— START —

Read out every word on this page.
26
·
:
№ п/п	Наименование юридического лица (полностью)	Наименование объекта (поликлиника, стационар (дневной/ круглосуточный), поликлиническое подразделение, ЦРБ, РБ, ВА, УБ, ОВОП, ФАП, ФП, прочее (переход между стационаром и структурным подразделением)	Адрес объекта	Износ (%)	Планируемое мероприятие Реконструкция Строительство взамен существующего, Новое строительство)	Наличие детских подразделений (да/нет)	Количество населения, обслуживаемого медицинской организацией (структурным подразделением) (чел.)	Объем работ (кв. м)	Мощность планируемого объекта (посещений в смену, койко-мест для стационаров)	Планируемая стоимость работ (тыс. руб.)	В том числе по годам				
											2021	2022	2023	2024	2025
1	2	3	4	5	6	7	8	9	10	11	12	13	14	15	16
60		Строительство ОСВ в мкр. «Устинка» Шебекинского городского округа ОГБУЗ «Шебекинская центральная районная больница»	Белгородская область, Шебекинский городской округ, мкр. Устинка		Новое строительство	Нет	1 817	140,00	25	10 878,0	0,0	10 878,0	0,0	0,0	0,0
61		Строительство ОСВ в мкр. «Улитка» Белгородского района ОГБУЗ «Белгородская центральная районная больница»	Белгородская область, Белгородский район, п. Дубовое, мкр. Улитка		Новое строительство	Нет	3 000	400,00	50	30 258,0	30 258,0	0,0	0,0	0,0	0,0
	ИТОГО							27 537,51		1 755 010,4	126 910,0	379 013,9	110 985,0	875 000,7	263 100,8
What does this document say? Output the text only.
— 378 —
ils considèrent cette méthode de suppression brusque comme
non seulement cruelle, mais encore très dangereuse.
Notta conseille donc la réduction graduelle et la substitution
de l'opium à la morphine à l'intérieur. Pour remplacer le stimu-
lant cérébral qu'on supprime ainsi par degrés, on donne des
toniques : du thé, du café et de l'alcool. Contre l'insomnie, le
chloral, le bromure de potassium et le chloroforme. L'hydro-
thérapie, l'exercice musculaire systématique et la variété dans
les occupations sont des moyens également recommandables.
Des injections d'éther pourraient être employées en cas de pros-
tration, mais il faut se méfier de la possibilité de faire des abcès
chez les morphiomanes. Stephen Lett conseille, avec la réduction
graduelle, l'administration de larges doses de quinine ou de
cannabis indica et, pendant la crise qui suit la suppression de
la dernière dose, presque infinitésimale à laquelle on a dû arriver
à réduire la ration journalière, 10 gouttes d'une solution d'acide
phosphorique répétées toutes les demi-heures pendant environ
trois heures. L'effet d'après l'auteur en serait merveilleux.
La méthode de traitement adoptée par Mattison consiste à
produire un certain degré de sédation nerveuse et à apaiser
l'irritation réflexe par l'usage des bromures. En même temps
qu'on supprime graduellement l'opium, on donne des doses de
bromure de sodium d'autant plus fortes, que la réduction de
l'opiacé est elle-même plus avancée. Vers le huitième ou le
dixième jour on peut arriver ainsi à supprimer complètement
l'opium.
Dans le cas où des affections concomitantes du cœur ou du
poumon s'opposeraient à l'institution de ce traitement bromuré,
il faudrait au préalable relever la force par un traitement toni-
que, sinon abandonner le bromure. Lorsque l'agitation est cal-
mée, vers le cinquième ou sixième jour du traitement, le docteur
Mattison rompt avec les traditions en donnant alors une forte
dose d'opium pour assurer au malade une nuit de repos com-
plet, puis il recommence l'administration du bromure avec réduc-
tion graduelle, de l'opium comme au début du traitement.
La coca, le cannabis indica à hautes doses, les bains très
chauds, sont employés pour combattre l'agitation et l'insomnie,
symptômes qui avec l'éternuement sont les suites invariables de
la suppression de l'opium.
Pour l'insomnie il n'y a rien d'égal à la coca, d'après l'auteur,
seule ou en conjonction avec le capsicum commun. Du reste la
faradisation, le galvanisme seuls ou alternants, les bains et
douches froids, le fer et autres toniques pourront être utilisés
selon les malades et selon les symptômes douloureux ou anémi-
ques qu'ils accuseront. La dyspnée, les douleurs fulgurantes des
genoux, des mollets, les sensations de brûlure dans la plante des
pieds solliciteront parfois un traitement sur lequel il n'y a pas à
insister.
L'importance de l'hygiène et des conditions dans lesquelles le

— END —

_Objective_
Look back over the material above and state how many lines hold the word "Новое". Write the number and nothing else.

_Result below_
3